◆ Exercise aim ◆
Look for the string "this" in every line, and copy each line that has it.

(Data listing)
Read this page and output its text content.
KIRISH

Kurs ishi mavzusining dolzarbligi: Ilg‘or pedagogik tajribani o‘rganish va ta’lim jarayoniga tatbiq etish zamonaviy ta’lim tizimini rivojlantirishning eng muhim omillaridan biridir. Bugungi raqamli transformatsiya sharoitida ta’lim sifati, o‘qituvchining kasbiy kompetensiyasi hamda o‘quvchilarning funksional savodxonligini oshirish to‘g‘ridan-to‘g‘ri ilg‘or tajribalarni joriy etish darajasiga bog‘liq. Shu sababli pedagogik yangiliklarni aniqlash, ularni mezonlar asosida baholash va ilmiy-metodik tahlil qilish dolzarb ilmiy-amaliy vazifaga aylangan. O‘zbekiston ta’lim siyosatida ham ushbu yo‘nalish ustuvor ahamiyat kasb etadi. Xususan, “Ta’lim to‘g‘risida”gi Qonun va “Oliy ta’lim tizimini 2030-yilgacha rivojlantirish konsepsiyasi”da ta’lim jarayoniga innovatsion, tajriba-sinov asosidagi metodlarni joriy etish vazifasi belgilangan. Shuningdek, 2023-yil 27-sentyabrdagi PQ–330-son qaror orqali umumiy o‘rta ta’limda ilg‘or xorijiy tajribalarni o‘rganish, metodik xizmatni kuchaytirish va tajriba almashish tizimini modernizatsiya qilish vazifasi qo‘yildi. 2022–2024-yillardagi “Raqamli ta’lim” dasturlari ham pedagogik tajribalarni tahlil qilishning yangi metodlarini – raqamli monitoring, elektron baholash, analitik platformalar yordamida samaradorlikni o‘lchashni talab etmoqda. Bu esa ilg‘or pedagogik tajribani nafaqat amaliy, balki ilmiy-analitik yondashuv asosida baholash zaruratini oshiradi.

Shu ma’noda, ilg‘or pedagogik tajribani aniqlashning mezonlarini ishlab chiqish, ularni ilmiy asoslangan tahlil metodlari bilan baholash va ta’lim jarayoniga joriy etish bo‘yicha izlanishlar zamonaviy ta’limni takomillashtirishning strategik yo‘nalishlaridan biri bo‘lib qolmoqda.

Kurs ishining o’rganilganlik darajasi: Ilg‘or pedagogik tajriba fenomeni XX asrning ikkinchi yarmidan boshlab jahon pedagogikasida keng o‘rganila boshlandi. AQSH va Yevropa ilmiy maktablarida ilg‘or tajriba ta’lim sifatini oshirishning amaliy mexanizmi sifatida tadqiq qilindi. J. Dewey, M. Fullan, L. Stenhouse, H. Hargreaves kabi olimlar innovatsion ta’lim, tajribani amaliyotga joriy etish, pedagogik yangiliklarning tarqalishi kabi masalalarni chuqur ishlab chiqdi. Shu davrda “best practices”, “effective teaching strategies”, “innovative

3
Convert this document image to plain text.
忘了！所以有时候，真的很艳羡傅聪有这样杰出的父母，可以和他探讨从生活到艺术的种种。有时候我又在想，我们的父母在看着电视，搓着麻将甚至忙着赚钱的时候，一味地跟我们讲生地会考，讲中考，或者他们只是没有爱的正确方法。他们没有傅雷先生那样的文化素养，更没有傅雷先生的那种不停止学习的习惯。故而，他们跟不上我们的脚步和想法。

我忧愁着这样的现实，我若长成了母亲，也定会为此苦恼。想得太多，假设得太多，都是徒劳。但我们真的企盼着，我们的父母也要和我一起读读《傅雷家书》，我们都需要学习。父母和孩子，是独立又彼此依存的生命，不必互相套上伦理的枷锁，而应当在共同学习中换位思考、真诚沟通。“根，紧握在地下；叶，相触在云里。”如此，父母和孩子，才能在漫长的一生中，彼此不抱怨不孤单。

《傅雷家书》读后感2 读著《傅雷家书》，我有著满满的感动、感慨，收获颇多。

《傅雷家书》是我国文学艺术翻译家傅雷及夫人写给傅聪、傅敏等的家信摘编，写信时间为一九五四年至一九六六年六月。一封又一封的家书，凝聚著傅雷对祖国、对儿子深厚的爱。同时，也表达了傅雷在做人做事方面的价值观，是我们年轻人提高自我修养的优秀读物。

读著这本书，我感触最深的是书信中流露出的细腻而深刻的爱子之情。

◆ The completed task ◆
Read this page and output its text content.
Convert this document image to plain text.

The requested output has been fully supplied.